• **Task details**
Transcribe every line of the listing below without any deviation.

• **Records for processing**
|---|

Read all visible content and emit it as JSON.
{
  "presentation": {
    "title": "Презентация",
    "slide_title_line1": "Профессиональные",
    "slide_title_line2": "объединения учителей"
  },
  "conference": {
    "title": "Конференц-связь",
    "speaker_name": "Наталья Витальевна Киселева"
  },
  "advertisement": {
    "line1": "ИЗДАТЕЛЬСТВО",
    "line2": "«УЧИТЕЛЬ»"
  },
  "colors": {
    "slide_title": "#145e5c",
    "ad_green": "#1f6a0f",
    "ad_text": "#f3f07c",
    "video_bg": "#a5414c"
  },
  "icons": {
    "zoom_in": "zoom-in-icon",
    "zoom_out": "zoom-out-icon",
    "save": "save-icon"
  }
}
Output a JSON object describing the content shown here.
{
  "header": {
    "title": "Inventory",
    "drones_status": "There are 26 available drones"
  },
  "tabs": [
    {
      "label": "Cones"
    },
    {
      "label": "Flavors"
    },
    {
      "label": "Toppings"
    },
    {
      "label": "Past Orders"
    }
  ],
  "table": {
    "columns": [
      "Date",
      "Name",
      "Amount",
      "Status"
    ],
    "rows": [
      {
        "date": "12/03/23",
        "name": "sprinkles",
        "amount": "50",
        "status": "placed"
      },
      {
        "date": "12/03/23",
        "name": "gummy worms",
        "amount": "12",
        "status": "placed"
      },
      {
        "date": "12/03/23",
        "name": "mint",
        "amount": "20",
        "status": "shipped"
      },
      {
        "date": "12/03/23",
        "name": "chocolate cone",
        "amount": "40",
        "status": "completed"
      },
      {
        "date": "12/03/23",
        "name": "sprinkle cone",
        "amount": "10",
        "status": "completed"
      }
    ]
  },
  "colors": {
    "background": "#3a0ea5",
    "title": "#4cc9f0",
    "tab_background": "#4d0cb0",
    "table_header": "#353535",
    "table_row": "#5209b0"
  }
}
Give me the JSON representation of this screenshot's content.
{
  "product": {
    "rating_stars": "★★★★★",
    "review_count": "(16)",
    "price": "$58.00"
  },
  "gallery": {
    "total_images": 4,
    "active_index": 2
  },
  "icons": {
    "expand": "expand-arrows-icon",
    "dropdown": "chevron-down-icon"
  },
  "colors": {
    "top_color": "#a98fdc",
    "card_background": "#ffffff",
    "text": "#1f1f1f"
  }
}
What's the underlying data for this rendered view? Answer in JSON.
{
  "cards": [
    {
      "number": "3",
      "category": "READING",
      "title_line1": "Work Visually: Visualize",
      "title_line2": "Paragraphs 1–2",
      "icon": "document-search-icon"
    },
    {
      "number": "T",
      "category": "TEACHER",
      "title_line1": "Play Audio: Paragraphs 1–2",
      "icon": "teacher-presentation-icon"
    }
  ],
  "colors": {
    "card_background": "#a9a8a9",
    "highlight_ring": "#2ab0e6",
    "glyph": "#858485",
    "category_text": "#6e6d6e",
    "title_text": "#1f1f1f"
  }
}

|---|

• **Completed task**
Read all visible content and emit it as JSON.
{
  "presentation": {
    "title": "Презентация",
    "slide_title_line1": "Профессиональные",
    "slide_title_line2": "объединения учителей"
  },
  "conference": {
    "title": "Конференц-связь",
    "speaker_name": "Наталья Витальевна Киселева"
  },
  "advertisement": {
    "line1": "ИЗДАТЕЛЬСТВО",
    "line2": "«УЧИТЕЛЬ»"
  },
  "colors": {
    "slide_title": "#145e5c",
    "ad_green": "#1f6a0f",
    "ad_text": "#f3f07c",
    "video_bg": "#a5414c"
  },
  "icons": {
    "zoom_in": "zoom-in-icon",
    "zoom_out": "zoom-out-icon",
    "save": "save-icon"
  }
}
Output a JSON object describing the content shown here.
{
  "header": {
    "title": "Inventory",
    "drones_status": "There are 26 available drones"
  },
  "tabs": [
    {
      "label": "Cones"
    },
    {
      "label": "Flavors"
    },
    {
      "label": "Toppings"
    },
    {
      "label": "Past Orders"
    }
  ],
  "table": {
    "columns": [
      "Date",
      "Name",
      "Amount",
      "Status"
    ],
    "rows": [
      {
        "date": "12/03/23",
        "name": "sprinkles",
        "amount": "50",
        "status": "placed"
      },
      {
        "date": "12/03/23",
        "name": "gummy worms",
        "amount": "12",
        "status": "placed"
      },
      {
        "date": "12/03/23",
        "name": "mint",
        "amount": "20",
        "status": "shipped"
      },
      {
        "date": "12/03/23",
        "name": "chocolate cone",
        "amount": "40",
        "status": "completed"
      },
      {
        "date": "12/03/23",
        "name": "sprinkle cone",
        "amount": "10",
        "status": "completed"
      }
    ]
  },
  "colors": {
    "background": "#3a0ea5",
    "title": "#4cc9f0",
    "tab_background": "#4d0cb0",
    "table_header": "#353535",
    "table_row": "#5209b0"
  }
}
Give me the JSON representation of this screenshot's content.
{
  "product": {
    "rating_stars": "★★★★★",
    "review_count": "(16)",
    "price": "$58.00"
  },
  "gallery": {
    "total_images": 4,
    "active_index": 2
  },
  "icons": {
    "expand": "expand-arrows-icon",
    "dropdown": "chevron-down-icon"
  },
  "colors": {
    "top_color": "#a98fdc",
    "card_background": "#ffffff",
    "text": "#1f1f1f"
  }
}
What's the underlying data for this rendered view? Answer in JSON.
{
  "cards": [
    {
      "number": "3",
      "category": "READING",
      "title_line1": "Work Visually: Visualize",
      "title_line2": "Paragraphs 1–2",
      "icon": "document-search-icon"
    },
    {
      "number": "T",
      "category": "TEACHER",
      "title_line1": "Play Audio: Paragraphs 1–2",
      "icon": "teacher-presentation-icon"
    }
  ],
  "colors": {
    "card_background": "#a9a8a9",
    "highlight_ring": "#2ab0e6",
    "glyph": "#858485",
    "category_text": "#6e6d6e",
    "title_text": "#1f1f1f"
  }
}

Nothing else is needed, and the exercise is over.